TASK DETAILS
Reproduce all the entries exactly and keep the pictures out.

EXTRACTED ENTRIES

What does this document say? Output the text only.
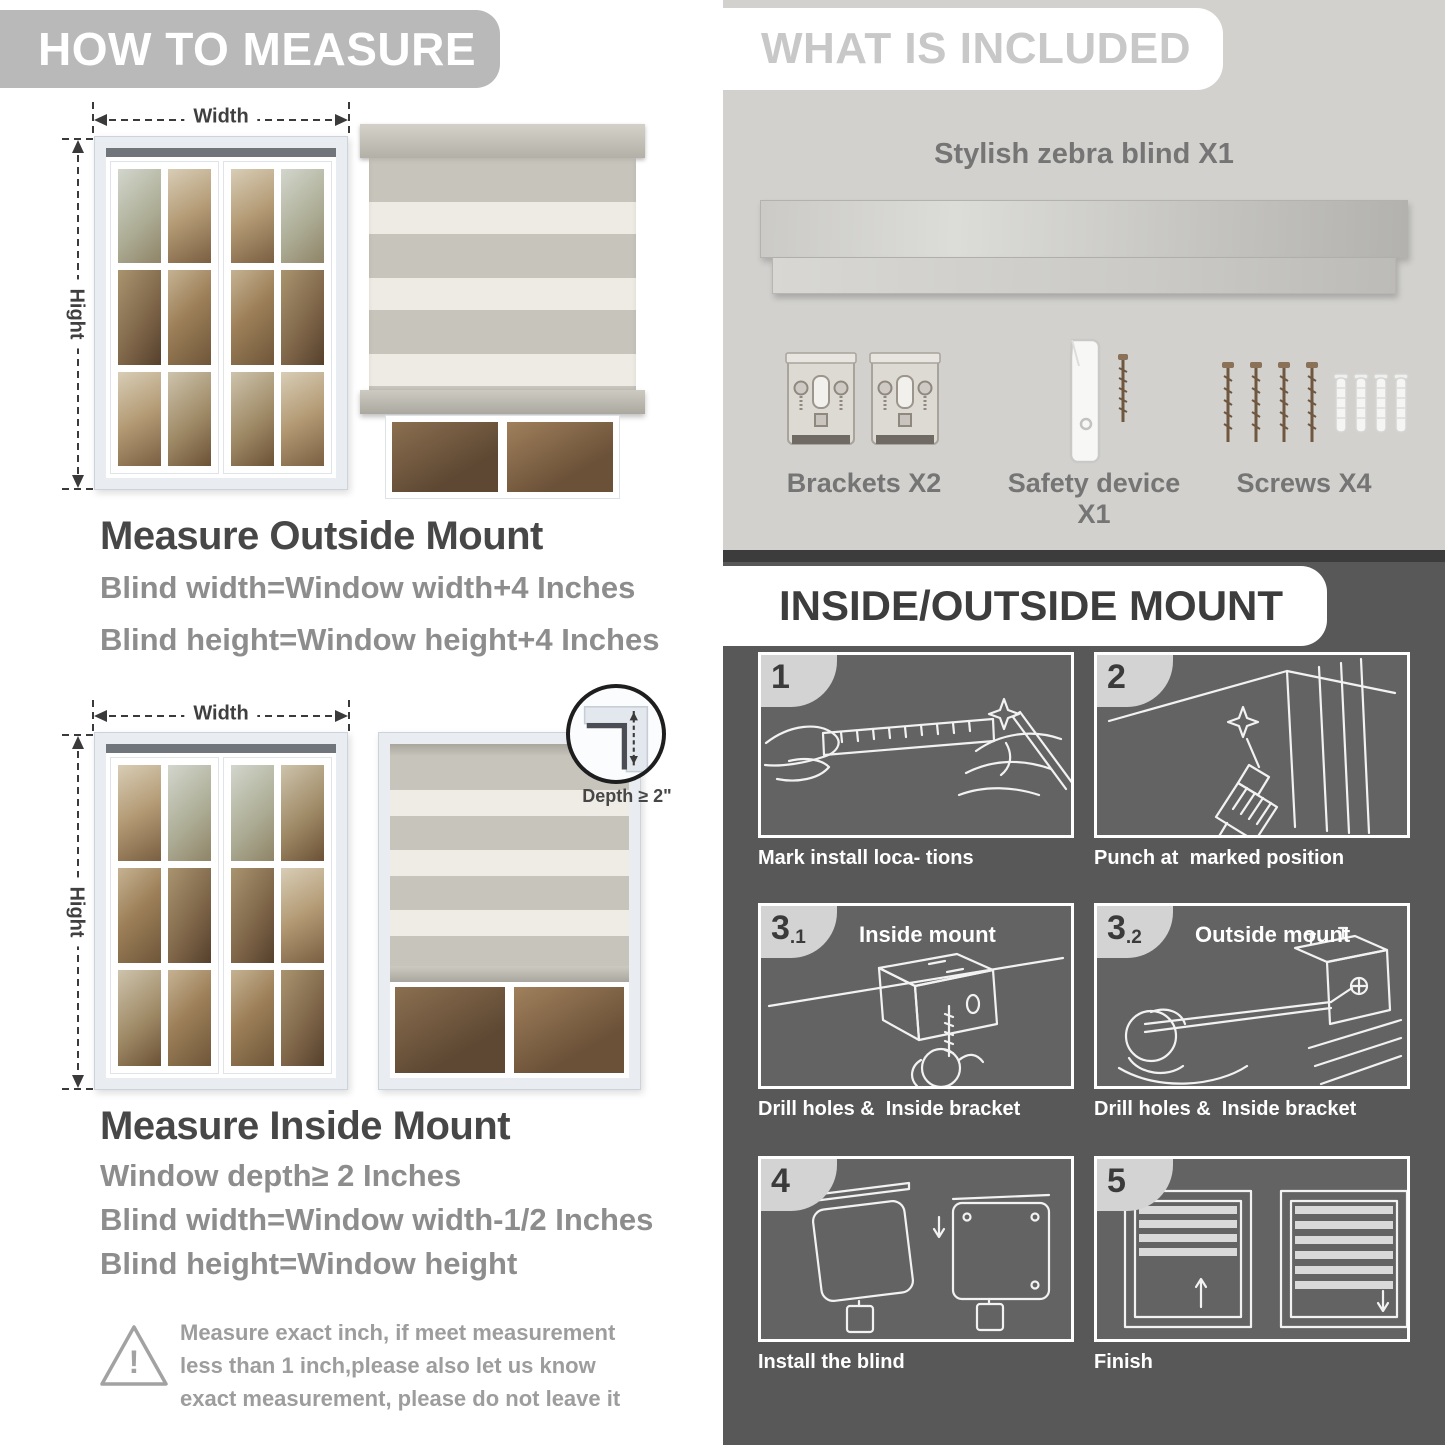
HOW TO MEASURE
Width
Hight
Measure Outside Mount
Blind width=Window width+4 Inches
Blind height=Window height+4 Inches
Width
Hight
Depth ≥ 2"
Measure Inside Mount
Window depth≥ 2 Inches
Blind width=Window width-1/2 Inches
Blind height=Window height
!
Measure exact inch, if meet measurement less than 1 inch,please also let us know exact measurement, please do not leave it
WHAT IS INCLUDED
Stylish zebra blind X1
Brackets X2	Safety device X1
Screws X4
INSIDE/OUTSIDE MOUNT
1
Mark install loca- tions
2
Punch at  marked position
3 .1 Inside mount
Drill holes &  Inside bracket
3 .2 Outside mount
Drill holes &  Inside bracket
4
Install the blind
5
Finish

WORKED ANSWER
What does this document say? Output the text only.
HOW TO MEASURE
Width
Hight
Measure Outside Mount
Blind width=Window width+4 Inches
Blind height=Window height+4 Inches
Width
Hight
Depth ≥ 2"
Measure Inside Mount
Window depth≥ 2 Inches
Blind width=Window width-1/2 Inches
Blind height=Window height
!
Measure exact inch, if meet measurement less than 1 inch,please also let us know exact measurement, please do not leave it
WHAT IS INCLUDED
Stylish zebra blind X1
Brackets X2	Safety device X1
Screws X4
INSIDE/OUTSIDE MOUNT
1
Mark install loca- tions
2
Punch at  marked position
3 .1 Inside mount
Drill holes &  Inside bracket
3 .2 Outside mount
Drill holes &  Inside bracket
4
Install the blind
5
Finish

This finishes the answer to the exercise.